===== PROVIDED TEXT =====

Twisting prisms : Do all polygon prisms behave in the same manner? https://ift.tt/37VNuKy

Defining the process of twisting a prism : Twisting the top face of a prism with no walls.

The prism can show these two behaviors while getting twisted :

1. An ideal prism(side length not constant) will simply have it's face twisted with no other change,
2. A real scenario where the side length is constant and hence there is a slight compression perpendicular to the top face,

For this post I am concerned about the second point i.e when the side length is constant.

Some more examples I constructed-

I am providing the link of a google drive folder where I have uploaded the geogebra files so you guys can experiment with them.

As I was constructing these, I noticed that the length all the figures were getting compressed was equal (the polygons had equal radii, and the side length was also equal). I did it only till Pentagon

1. so I hypothesize that it will be equal for every regular polygon given the radius and the side length are equal. Is my hypothesis correct? If yes how to prove it?

===== DATA SEGMENT =====

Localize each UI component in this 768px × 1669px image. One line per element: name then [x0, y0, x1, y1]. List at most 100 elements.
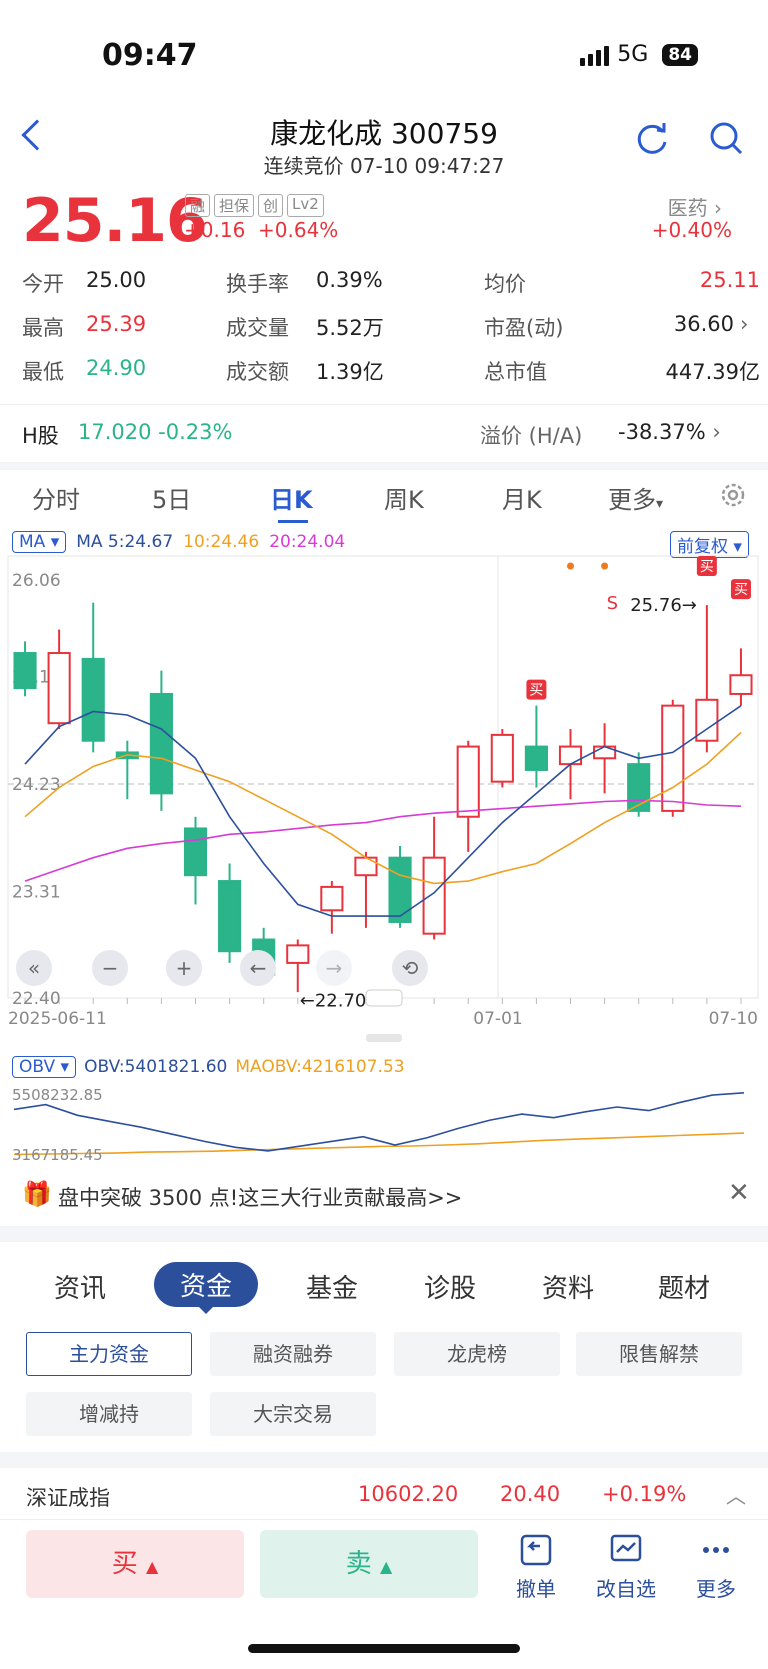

=====

REQUEST - Please set down, word for word, the passage of the twisting-prisms post that begins at "Defining the process" and stops after "length is constant.".

RESPONSE TO THIS TASK -
Defining the process of twisting a prism : Twisting the top face of a prism with no walls.

The prism can show these two behaviors while getting twisted :

1. An ideal prism(side length not constant) will simply have it's face twisted with no other change,
2. A real scenario where the side length is constant and hence there is a slight compression perpendicular to the top face,

For this post I am concerned about the second point i.e when the side length is constant.